AIM OF THE EXERCISE =
Write out all entries word for word.

Rows from a figure dataset:
— START —
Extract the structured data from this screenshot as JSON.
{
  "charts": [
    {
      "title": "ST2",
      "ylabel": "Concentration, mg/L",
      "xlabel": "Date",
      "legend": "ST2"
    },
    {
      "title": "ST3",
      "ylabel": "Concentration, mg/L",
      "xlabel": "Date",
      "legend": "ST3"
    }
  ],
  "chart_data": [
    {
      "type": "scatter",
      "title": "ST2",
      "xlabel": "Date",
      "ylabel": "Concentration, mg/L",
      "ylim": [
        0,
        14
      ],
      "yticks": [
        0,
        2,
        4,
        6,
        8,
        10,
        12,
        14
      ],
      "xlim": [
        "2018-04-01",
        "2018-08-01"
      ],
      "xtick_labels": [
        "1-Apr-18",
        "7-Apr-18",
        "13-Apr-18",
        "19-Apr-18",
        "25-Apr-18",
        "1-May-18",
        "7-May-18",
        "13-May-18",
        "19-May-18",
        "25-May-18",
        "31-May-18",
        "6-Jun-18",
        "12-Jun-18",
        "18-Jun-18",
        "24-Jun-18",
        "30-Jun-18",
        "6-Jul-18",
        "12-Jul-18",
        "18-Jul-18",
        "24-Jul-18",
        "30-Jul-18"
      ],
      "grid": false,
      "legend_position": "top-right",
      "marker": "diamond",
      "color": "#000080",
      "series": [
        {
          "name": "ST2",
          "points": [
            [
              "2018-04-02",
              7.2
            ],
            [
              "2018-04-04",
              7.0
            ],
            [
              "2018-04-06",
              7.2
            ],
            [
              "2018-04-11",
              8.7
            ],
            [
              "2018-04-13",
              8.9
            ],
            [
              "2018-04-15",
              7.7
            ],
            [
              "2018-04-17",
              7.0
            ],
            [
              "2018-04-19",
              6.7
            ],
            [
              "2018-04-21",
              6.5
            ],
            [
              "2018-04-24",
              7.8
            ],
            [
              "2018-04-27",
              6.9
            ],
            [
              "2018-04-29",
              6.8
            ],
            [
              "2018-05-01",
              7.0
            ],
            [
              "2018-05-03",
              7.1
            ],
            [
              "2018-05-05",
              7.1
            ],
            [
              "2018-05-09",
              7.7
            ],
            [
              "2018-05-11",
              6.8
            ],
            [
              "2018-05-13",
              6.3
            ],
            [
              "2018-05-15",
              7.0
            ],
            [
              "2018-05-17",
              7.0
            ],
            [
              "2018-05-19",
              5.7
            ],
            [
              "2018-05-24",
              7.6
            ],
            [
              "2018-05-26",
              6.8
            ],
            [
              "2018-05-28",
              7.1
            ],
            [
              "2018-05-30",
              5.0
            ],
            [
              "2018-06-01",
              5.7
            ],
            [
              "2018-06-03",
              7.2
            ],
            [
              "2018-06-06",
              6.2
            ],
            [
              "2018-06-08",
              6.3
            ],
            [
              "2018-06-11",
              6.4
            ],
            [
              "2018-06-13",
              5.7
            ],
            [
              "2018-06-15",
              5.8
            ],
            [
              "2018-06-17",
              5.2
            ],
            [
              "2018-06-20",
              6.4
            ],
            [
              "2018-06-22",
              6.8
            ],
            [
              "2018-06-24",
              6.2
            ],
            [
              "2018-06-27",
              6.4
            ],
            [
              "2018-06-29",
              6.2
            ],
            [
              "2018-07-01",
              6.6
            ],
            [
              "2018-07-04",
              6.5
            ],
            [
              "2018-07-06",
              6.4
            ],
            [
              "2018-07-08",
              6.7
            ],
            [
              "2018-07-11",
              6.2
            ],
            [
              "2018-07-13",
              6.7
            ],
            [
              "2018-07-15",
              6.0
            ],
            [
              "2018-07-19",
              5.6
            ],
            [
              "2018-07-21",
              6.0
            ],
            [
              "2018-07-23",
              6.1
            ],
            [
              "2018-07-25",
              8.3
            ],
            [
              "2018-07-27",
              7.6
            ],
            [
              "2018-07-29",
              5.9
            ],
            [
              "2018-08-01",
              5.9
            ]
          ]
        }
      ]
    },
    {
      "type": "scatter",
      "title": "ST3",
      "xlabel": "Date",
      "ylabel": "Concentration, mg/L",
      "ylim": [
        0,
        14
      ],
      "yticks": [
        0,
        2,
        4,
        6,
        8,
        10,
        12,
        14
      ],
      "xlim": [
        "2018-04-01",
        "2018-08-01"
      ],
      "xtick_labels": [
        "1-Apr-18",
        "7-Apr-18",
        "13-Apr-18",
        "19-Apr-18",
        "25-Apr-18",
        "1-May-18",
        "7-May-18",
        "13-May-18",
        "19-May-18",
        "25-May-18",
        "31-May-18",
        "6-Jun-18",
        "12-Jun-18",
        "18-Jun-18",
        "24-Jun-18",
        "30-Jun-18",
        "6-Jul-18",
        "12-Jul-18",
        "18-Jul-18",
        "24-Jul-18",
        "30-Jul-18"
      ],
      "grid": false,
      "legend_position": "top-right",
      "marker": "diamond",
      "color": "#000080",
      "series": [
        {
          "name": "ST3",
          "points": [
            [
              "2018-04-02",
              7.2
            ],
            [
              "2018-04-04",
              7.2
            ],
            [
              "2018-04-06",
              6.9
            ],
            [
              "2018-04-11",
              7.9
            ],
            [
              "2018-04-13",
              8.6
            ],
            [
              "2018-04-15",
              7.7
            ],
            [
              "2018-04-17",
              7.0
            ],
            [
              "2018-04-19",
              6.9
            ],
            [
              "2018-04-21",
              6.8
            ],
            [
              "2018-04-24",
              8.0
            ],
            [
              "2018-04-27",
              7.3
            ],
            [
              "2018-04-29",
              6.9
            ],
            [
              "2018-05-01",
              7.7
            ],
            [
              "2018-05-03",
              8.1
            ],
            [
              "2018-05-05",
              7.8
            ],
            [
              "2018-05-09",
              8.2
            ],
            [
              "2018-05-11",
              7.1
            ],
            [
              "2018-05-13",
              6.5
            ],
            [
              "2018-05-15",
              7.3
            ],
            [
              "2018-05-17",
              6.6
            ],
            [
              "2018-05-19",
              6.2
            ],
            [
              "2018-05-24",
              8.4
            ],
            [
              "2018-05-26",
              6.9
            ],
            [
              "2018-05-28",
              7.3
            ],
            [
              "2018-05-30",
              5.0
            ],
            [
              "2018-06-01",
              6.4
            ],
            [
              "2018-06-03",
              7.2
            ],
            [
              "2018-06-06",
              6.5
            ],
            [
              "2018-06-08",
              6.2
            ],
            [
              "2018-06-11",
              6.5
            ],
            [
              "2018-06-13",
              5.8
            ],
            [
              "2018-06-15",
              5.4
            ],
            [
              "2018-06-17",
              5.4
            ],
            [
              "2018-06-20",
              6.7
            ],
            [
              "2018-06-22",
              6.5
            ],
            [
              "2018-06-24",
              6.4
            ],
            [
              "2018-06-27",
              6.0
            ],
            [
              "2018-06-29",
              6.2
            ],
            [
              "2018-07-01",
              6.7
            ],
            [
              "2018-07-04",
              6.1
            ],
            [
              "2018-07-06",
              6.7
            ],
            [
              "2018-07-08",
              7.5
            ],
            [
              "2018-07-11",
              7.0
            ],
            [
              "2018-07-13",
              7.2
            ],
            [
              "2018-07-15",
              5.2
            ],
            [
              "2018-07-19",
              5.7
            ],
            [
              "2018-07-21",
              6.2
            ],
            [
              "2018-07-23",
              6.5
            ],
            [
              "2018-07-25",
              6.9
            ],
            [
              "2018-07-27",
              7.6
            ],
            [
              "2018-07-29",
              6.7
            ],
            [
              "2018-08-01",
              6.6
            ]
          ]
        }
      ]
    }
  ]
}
— END —
SOLUTION BELOW =
Extract the structured data from this screenshot as JSON.
{
  "charts": [
    {
      "title": "ST2",
      "ylabel": "Concentration, mg/L",
      "xlabel": "Date",
      "legend": "ST2"
    },
    {
      "title": "ST3",
      "ylabel": "Concentration, mg/L",
      "xlabel": "Date",
      "legend": "ST3"
    }
  ],
  "chart_data": [
    {
      "type": "scatter",
      "title": "ST2",
      "xlabel": "Date",
      "ylabel": "Concentration, mg/L",
      "ylim": [
        0,
        14
      ],
      "yticks": [
        0,
        2,
        4,
        6,
        8,
        10,
        12,
        14
      ],
      "xlim": [
        "2018-04-01",
        "2018-08-01"
      ],
      "xtick_labels": [
        "1-Apr-18",
        "7-Apr-18",
        "13-Apr-18",
        "19-Apr-18",
        "25-Apr-18",
        "1-May-18",
        "7-May-18",
        "13-May-18",
        "19-May-18",
        "25-May-18",
        "31-May-18",
        "6-Jun-18",
        "12-Jun-18",
        "18-Jun-18",
        "24-Jun-18",
        "30-Jun-18",
        "6-Jul-18",
        "12-Jul-18",
        "18-Jul-18",
        "24-Jul-18",
        "30-Jul-18"
      ],
      "grid": false,
      "legend_position": "top-right",
      "marker": "diamond",
      "color": "#000080",
      "series": [
        {
          "name": "ST2",
          "points": [
            [
              "2018-04-02",
              7.2
            ],
            [
              "2018-04-04",
              7.0
            ],
            [
              "2018-04-06",
              7.2
            ],
            [
              "2018-04-11",
              8.7
            ],
            [
              "2018-04-13",
              8.9
            ],
            [
              "2018-04-15",
              7.7
            ],
            [
              "2018-04-17",
              7.0
            ],
            [
              "2018-04-19",
              6.7
            ],
            [
              "2018-04-21",
              6.5
            ],
            [
              "2018-04-24",
              7.8
            ],
            [
              "2018-04-27",
              6.9
            ],
            [
              "2018-04-29",
              6.8
            ],
            [
              "2018-05-01",
              7.0
            ],
            [
              "2018-05-03",
              7.1
            ],
            [
              "2018-05-05",
              7.1
            ],
            [
              "2018-05-09",
              7.7
            ],
            [
              "2018-05-11",
              6.8
            ],
            [
              "2018-05-13",
              6.3
            ],
            [
              "2018-05-15",
              7.0
            ],
            [
              "2018-05-17",
              7.0
            ],
            [
              "2018-05-19",
              5.7
            ],
            [
              "2018-05-24",
              7.6
            ],
            [
              "2018-05-26",
              6.8
            ],
            [
              "2018-05-28",
              7.1
            ],
            [
              "2018-05-30",
              5.0
            ],
            [
              "2018-06-01",
              5.7
            ],
            [
              "2018-06-03",
              7.2
            ],
            [
              "2018-06-06",
              6.2
            ],
            [
              "2018-06-08",
              6.3
            ],
            [
              "2018-06-11",
              6.4
            ],
            [
              "2018-06-13",
              5.7
            ],
            [
              "2018-06-15",
              5.8
            ],
            [
              "2018-06-17",
              5.2
            ],
            [
              "2018-06-20",
              6.4
            ],
            [
              "2018-06-22",
              6.8
            ],
            [
              "2018-06-24",
              6.2
            ],
            [
              "2018-06-27",
              6.4
            ],
            [
              "2018-06-29",
              6.2
            ],
            [
              "2018-07-01",
              6.6
            ],
            [
              "2018-07-04",
              6.5
            ],
            [
              "2018-07-06",
              6.4
            ],
            [
              "2018-07-08",
              6.7
            ],
            [
              "2018-07-11",
              6.2
            ],
            [
              "2018-07-13",
              6.7
            ],
            [
              "2018-07-15",
              6.0
            ],
            [
              "2018-07-19",
              5.6
            ],
            [
              "2018-07-21",
              6.0
            ],
            [
              "2018-07-23",
              6.1
            ],
            [
              "2018-07-25",
              8.3
            ],
            [
              "2018-07-27",
              7.6
            ],
            [
              "2018-07-29",
              5.9
            ],
            [
              "2018-08-01",
              5.9
            ]
          ]
        }
      ]
    },
    {
      "type": "scatter",
      "title": "ST3",
      "xlabel": "Date",
      "ylabel": "Concentration, mg/L",
      "ylim": [
        0,
        14
      ],
      "yticks": [
        0,
        2,
        4,
        6,
        8,
        10,
        12,
        14
      ],
      "xlim": [
        "2018-04-01",
        "2018-08-01"
      ],
      "xtick_labels": [
        "1-Apr-18",
        "7-Apr-18",
        "13-Apr-18",
        "19-Apr-18",
        "25-Apr-18",
        "1-May-18",
        "7-May-18",
        "13-May-18",
        "19-May-18",
        "25-May-18",
        "31-May-18",
        "6-Jun-18",
        "12-Jun-18",
        "18-Jun-18",
        "24-Jun-18",
        "30-Jun-18",
        "6-Jul-18",
        "12-Jul-18",
        "18-Jul-18",
        "24-Jul-18",
        "30-Jul-18"
      ],
      "grid": false,
      "legend_position": "top-right",
      "marker": "diamond",
      "color": "#000080",
      "series": [
        {
          "name": "ST3",
          "points": [
            [
              "2018-04-02",
              7.2
            ],
            [
              "2018-04-04",
              7.2
            ],
            [
              "2018-04-06",
              6.9
            ],
            [
              "2018-04-11",
              7.9
            ],
            [
              "2018-04-13",
              8.6
            ],
            [
              "2018-04-15",
              7.7
            ],
            [
              "2018-04-17",
              7.0
            ],
            [
              "2018-04-19",
              6.9
            ],
            [
              "2018-04-21",
              6.8
            ],
            [
              "2018-04-24",
              8.0
            ],
            [
              "2018-04-27",
              7.3
            ],
            [
              "2018-04-29",
              6.9
            ],
            [
              "2018-05-01",
              7.7
            ],
            [
              "2018-05-03",
              8.1
            ],
            [
              "2018-05-05",
              7.8
            ],
            [
              "2018-05-09",
              8.2
            ],
            [
              "2018-05-11",
              7.1
            ],
            [
              "2018-05-13",
              6.5
            ],
            [
              "2018-05-15",
              7.3
            ],
            [
              "2018-05-17",
              6.6
            ],
            [
              "2018-05-19",
              6.2
            ],
            [
              "2018-05-24",
              8.4
            ],
            [
              "2018-05-26",
              6.9
            ],
            [
              "2018-05-28",
              7.3
            ],
            [
              "2018-05-30",
              5.0
            ],
            [
              "2018-06-01",
              6.4
            ],
            [
              "2018-06-03",
              7.2
            ],
            [
              "2018-06-06",
              6.5
            ],
            [
              "2018-06-08",
              6.2
            ],
            [
              "2018-06-11",
              6.5
            ],
            [
              "2018-06-13",
              5.8
            ],
            [
              "2018-06-15",
              5.4
            ],
            [
              "2018-06-17",
              5.4
            ],
            [
              "2018-06-20",
              6.7
            ],
            [
              "2018-06-22",
              6.5
            ],
            [
              "2018-06-24",
              6.4
            ],
            [
              "2018-06-27",
              6.0
            ],
            [
              "2018-06-29",
              6.2
            ],
            [
              "2018-07-01",
              6.7
            ],
            [
              "2018-07-04",
              6.1
            ],
            [
              "2018-07-06",
              6.7
            ],
            [
              "2018-07-08",
              7.5
            ],
            [
              "2018-07-11",
              7.0
            ],
            [
              "2018-07-13",
              7.2
            ],
            [
              "2018-07-15",
              5.2
            ],
            [
              "2018-07-19",
              5.7
            ],
            [
              "2018-07-21",
              6.2
            ],
            [
              "2018-07-23",
              6.5
            ],
            [
              "2018-07-25",
              6.9
            ],
            [
              "2018-07-27",
              7.6
            ],
            [
              "2018-07-29",
              6.7
            ],
            [
              "2018-08-01",
              6.6
            ]
          ]
        }
      ]
    }
  ]
}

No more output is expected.